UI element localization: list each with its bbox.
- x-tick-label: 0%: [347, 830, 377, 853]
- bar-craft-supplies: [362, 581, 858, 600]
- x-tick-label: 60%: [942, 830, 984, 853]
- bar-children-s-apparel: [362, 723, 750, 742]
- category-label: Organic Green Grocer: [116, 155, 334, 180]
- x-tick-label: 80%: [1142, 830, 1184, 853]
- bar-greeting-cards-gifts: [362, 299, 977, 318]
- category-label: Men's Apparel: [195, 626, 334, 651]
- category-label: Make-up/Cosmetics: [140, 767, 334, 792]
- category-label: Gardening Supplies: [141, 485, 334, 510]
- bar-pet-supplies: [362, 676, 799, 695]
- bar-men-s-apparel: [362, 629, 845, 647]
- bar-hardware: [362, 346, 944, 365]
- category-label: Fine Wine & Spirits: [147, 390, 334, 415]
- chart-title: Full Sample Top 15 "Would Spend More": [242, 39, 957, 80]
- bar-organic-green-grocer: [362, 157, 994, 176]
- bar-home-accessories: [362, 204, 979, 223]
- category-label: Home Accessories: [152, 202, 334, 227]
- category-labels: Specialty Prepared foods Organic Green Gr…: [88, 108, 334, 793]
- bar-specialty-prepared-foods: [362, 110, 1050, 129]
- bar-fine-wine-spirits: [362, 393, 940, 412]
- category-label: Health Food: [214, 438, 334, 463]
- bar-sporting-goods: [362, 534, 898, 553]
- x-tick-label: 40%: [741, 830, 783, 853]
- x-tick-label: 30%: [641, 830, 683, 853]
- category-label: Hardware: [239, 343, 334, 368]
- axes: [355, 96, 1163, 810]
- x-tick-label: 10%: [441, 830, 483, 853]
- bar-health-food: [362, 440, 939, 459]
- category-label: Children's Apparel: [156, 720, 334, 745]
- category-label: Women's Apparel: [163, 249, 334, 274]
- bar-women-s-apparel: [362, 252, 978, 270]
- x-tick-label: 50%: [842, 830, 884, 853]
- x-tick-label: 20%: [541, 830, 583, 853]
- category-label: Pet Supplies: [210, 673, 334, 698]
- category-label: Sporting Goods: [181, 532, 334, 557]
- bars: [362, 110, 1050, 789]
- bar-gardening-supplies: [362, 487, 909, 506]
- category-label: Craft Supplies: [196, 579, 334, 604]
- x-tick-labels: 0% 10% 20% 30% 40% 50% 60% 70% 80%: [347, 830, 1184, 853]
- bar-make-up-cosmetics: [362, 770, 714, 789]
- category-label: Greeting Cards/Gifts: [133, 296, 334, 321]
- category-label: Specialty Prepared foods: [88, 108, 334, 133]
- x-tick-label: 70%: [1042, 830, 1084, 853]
§
• **Task requirements**
Copy out the data above, replacing "Sporting Goods" with "Outdoor Gear" and keeping everything else the same.

• **Answer to the exercise**
UI element localization: list each with its bbox.
- x-tick-label: 0%: [347, 830, 377, 853]
- bar-craft-supplies: [362, 581, 858, 600]
- x-tick-label: 60%: [942, 830, 984, 853]
- bar-children-s-apparel: [362, 723, 750, 742]
- category-label: Organic Green Grocer: [116, 155, 334, 180]
- x-tick-label: 80%: [1142, 830, 1184, 853]
- bar-greeting-cards-gifts: [362, 299, 977, 318]
- category-label: Men's Apparel: [195, 626, 334, 651]
- category-label: Make-up/Cosmetics: [140, 767, 334, 792]
- category-label: Gardening Supplies: [141, 485, 334, 510]
- bar-pet-supplies: [362, 676, 799, 695]
- bar-men-s-apparel: [362, 629, 845, 647]
- bar-hardware: [362, 346, 944, 365]
- category-label: Fine Wine & Spirits: [147, 390, 334, 415]
- chart-title: Full Sample Top 15 "Would Spend More": [242, 39, 957, 80]
- bar-organic-green-grocer: [362, 157, 994, 176]
- bar-home-accessories: [362, 204, 979, 223]
- category-label: Home Accessories: [152, 202, 334, 227]
- category-labels: Specialty Prepared foods Organic Green Gr…: [88, 108, 334, 793]
- bar-specialty-prepared-foods: [362, 110, 1050, 129]
- bar-fine-wine-spirits: [362, 393, 940, 412]
- category-label: Health Food: [214, 438, 334, 463]
- bar-sporting-goods: [362, 534, 898, 553]
- x-tick-label: 40%: [741, 830, 783, 853]
- x-tick-label: 30%: [641, 830, 683, 853]
- category-label: Hardware: [239, 343, 334, 368]
- axes: [355, 96, 1163, 810]
- x-tick-label: 10%: [441, 830, 483, 853]
- bar-health-food: [362, 440, 939, 459]
- category-label: Children's Apparel: [156, 720, 334, 745]
- category-label: Women's Apparel: [163, 249, 334, 274]
- bar-women-s-apparel: [362, 252, 978, 270]
- x-tick-label: 50%: [842, 830, 884, 853]
- x-tick-label: 20%: [541, 830, 583, 853]
- category-label: Pet Supplies: [210, 673, 334, 698]
- category-label: Outdoor Gear: [181, 532, 334, 557]
- bars: [362, 110, 1050, 789]
- bar-gardening-supplies: [362, 487, 909, 506]
- category-label: Craft Supplies: [196, 579, 334, 604]
- x-tick-labels: 0% 10% 20% 30% 40% 50% 60% 70% 80%: [347, 830, 1184, 853]
- bar-make-up-cosmetics: [362, 770, 714, 789]
- category-label: Greeting Cards/Gifts: [133, 296, 334, 321]
- category-label: Specialty Prepared foods: [88, 108, 334, 133]
- x-tick-label: 70%: [1042, 830, 1084, 853]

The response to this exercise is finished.